◆ What to produce:
Your task is to locate every line holding the string "JSON" and to copy each of them.

◆ Material for this exercise:
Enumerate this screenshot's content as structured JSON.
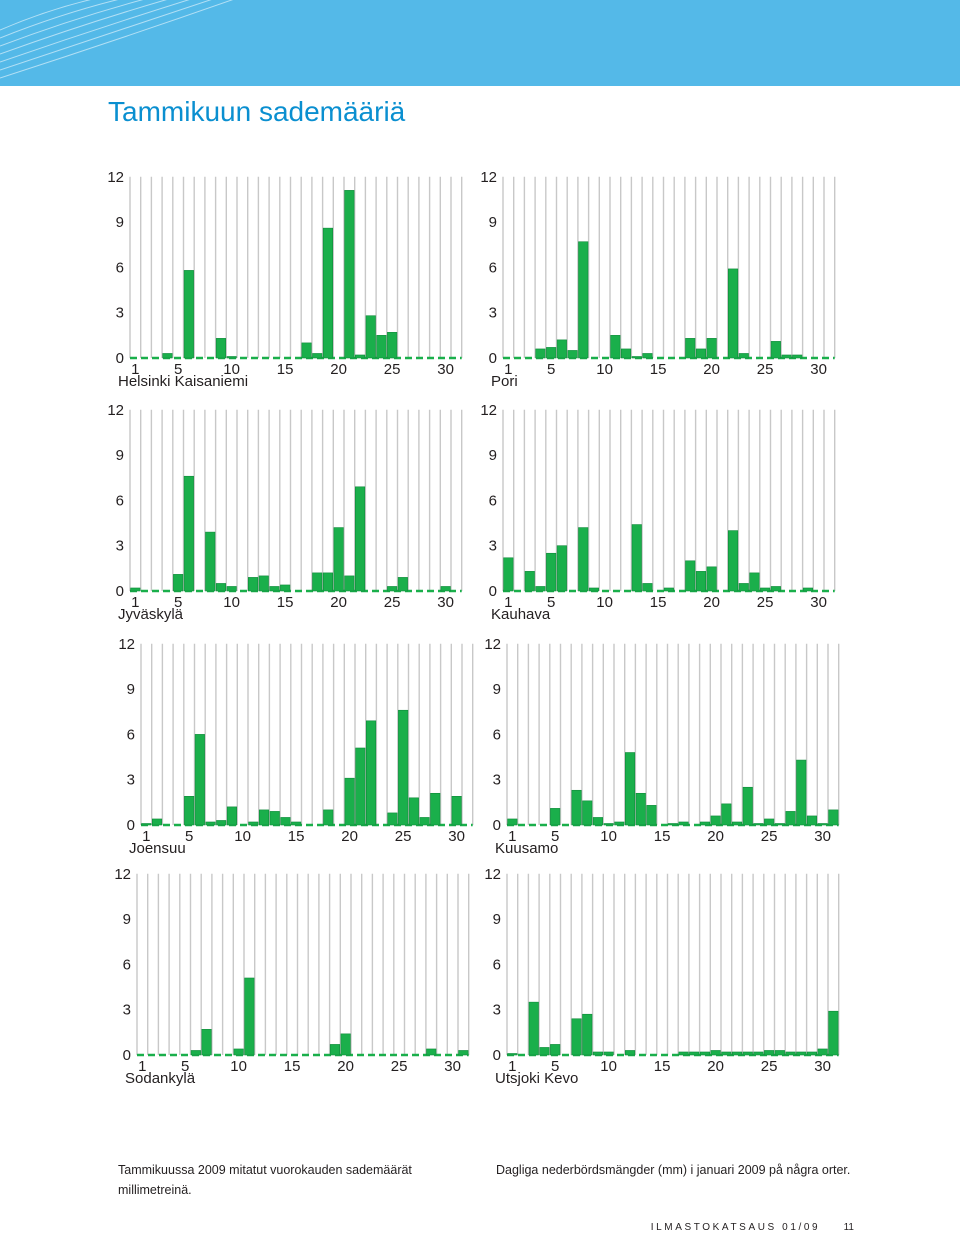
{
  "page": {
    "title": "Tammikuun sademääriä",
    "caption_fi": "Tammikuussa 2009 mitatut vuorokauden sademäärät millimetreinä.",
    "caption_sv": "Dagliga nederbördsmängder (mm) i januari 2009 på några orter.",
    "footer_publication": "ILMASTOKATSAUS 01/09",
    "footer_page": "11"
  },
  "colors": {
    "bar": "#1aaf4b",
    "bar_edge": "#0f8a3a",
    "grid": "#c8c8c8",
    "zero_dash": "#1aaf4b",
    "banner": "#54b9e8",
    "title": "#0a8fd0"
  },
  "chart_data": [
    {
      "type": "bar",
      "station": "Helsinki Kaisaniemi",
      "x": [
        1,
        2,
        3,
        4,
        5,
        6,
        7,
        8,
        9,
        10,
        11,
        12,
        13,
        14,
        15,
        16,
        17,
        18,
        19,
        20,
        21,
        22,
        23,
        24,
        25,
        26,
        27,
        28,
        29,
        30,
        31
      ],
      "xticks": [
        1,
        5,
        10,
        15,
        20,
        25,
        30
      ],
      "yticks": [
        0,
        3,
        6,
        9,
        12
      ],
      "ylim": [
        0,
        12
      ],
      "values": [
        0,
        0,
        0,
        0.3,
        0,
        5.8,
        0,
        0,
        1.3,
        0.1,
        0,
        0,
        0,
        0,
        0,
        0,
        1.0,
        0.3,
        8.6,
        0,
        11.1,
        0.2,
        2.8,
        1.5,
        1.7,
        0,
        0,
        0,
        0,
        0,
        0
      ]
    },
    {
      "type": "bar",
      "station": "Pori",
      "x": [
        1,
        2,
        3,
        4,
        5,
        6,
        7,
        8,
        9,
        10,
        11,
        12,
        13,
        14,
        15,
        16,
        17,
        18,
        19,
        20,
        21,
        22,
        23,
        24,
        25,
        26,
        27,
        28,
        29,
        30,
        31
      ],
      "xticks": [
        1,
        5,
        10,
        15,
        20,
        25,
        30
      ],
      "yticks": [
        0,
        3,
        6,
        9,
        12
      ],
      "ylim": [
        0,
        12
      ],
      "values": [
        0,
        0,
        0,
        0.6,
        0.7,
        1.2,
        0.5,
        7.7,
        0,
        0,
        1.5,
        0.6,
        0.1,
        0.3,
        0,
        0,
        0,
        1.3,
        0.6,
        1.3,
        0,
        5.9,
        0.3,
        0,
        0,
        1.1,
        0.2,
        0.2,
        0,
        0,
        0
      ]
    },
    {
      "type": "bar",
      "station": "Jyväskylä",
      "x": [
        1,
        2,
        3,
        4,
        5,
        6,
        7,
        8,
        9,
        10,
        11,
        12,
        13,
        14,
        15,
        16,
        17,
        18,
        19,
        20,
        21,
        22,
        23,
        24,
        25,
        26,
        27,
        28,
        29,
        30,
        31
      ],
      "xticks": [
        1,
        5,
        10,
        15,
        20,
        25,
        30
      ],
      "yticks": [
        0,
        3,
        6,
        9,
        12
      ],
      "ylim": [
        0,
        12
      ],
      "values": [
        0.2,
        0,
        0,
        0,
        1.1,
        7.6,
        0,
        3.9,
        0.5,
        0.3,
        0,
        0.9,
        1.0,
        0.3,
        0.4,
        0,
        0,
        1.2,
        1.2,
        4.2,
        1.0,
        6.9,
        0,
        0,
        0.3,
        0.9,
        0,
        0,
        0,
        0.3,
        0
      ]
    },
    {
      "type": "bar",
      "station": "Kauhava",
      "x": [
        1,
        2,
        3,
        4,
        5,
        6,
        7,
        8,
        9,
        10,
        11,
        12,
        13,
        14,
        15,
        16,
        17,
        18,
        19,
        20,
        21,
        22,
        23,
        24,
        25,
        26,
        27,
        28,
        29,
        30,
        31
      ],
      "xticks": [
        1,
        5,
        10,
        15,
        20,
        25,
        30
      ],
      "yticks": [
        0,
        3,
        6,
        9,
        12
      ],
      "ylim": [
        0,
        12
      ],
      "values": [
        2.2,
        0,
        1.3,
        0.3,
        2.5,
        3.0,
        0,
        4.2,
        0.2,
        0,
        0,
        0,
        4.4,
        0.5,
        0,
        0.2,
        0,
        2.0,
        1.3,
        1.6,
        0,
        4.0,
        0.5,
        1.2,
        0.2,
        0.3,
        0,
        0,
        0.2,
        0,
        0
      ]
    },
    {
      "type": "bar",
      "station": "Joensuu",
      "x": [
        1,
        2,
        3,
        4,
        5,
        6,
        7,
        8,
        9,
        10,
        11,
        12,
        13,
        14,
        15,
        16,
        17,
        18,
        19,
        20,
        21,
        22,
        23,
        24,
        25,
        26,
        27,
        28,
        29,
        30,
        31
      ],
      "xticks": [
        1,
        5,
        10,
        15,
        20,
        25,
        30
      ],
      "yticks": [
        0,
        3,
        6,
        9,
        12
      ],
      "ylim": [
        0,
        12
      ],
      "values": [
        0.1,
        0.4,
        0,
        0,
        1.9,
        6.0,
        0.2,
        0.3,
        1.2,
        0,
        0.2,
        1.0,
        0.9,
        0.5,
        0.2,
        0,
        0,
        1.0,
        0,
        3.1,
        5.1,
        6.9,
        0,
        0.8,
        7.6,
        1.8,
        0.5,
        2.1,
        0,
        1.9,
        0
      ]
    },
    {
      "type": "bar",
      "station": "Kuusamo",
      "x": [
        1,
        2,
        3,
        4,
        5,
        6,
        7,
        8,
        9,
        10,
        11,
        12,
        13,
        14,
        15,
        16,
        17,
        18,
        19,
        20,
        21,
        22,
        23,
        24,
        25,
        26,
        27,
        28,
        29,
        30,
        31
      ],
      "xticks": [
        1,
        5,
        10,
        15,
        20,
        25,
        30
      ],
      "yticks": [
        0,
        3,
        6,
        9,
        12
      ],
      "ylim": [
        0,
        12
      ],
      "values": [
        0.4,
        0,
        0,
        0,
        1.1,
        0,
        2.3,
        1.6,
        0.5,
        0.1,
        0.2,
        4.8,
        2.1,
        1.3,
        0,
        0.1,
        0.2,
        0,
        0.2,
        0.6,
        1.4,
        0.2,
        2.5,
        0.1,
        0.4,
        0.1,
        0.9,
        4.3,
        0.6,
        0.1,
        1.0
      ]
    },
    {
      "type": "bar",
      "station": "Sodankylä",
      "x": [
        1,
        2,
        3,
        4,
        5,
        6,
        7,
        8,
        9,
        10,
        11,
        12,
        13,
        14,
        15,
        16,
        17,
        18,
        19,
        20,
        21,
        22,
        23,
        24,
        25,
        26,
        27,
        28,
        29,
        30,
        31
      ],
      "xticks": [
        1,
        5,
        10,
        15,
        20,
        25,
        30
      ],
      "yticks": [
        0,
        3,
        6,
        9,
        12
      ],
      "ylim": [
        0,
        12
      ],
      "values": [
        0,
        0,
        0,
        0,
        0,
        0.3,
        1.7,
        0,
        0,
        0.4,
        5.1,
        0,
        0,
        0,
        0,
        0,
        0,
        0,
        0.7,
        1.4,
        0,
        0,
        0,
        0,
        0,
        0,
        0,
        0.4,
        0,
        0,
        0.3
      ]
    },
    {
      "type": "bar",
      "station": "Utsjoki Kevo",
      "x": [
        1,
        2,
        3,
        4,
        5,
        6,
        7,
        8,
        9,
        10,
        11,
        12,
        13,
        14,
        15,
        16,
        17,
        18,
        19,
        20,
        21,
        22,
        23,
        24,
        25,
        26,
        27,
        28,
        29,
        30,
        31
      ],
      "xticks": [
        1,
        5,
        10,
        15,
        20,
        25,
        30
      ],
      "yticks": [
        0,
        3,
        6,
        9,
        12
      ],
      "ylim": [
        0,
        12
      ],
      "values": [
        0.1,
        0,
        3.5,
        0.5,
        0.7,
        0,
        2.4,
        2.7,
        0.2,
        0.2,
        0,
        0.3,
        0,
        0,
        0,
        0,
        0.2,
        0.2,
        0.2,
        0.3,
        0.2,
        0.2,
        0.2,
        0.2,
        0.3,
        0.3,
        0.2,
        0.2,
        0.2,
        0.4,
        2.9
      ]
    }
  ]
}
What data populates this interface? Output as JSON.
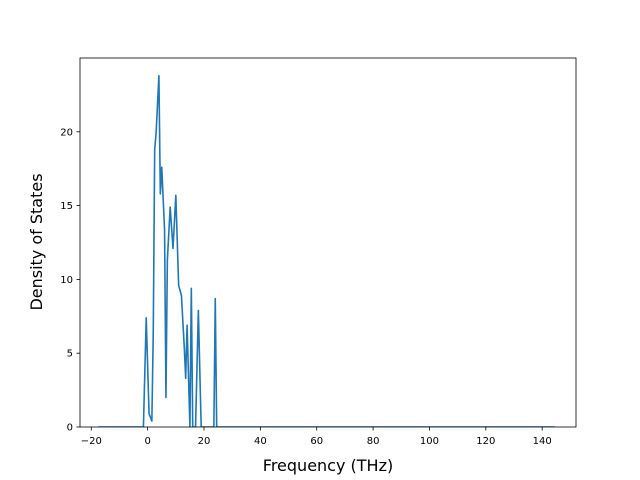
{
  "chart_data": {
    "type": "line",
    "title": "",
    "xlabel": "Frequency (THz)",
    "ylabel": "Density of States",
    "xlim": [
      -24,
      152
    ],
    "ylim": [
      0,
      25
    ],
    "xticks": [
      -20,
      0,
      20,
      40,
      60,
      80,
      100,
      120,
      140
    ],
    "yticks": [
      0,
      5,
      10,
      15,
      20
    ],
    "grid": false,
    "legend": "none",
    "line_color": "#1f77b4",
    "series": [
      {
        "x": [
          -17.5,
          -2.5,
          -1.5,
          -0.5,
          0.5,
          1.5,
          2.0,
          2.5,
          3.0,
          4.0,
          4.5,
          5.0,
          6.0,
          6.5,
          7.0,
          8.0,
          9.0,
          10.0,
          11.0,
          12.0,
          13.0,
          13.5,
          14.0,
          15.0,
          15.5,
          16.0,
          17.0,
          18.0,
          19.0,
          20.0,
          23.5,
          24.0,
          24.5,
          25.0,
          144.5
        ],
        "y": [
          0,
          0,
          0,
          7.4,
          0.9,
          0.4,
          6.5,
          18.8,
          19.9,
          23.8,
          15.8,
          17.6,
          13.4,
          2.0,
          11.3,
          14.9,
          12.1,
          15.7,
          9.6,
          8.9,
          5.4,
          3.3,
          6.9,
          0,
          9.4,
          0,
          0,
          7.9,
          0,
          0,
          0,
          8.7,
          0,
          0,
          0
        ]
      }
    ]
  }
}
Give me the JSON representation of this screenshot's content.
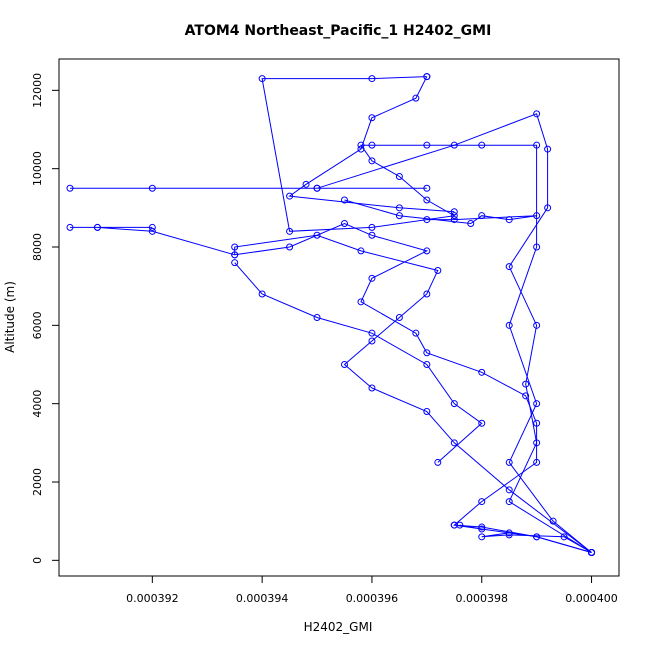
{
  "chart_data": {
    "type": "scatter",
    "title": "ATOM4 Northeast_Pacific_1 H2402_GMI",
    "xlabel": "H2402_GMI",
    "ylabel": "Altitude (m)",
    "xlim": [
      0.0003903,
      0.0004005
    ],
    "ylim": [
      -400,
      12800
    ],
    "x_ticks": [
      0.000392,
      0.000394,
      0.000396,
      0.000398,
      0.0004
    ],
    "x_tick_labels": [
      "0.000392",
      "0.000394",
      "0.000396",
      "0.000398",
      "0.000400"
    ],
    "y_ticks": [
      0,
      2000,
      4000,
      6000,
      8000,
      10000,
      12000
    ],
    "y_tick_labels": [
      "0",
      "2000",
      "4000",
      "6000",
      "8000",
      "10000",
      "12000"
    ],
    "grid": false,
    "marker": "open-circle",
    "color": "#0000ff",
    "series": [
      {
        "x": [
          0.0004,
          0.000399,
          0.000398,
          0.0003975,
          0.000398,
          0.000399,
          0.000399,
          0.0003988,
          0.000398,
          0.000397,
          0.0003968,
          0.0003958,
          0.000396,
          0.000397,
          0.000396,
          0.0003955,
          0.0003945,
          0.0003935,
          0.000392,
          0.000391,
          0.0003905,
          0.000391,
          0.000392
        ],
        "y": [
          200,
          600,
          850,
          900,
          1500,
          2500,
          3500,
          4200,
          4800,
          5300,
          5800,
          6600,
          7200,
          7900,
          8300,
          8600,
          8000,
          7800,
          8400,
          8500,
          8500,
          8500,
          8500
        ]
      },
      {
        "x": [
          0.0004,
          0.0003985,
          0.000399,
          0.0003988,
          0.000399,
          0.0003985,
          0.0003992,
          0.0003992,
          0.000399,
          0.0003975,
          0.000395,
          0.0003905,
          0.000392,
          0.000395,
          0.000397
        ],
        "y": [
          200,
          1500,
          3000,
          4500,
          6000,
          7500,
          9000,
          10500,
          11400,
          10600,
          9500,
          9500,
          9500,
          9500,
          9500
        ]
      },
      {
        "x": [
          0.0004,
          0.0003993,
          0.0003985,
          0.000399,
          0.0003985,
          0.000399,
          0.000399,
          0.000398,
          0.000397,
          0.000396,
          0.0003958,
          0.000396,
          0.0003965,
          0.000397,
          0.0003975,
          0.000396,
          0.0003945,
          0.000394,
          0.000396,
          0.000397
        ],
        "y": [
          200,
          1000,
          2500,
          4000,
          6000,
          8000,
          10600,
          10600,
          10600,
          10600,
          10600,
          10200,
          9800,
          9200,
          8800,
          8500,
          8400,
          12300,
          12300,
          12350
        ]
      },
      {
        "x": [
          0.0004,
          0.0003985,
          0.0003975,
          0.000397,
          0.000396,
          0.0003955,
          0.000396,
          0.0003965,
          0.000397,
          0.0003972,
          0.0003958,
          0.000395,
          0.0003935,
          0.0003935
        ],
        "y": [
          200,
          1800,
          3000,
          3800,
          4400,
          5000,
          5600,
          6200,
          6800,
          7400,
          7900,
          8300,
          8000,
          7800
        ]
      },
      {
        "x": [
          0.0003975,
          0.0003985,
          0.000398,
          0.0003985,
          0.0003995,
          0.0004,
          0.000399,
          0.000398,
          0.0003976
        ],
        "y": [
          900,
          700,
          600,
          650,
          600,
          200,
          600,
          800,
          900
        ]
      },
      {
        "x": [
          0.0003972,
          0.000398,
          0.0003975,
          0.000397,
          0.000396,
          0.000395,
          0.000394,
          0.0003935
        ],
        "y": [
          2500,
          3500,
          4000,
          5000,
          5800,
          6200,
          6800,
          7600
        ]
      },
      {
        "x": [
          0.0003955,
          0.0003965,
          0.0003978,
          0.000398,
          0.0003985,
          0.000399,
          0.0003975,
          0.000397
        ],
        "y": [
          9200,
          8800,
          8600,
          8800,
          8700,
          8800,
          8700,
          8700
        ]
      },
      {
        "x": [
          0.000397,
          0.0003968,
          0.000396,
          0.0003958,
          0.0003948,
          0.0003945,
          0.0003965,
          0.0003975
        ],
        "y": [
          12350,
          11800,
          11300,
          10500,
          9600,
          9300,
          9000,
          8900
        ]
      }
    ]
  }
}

◆ Output of the exercise:
Enumerate this screenshot's content as structured JSON.
What data populates this interface? Output as JSON.
Give me the JSON representation of this screenshot's content.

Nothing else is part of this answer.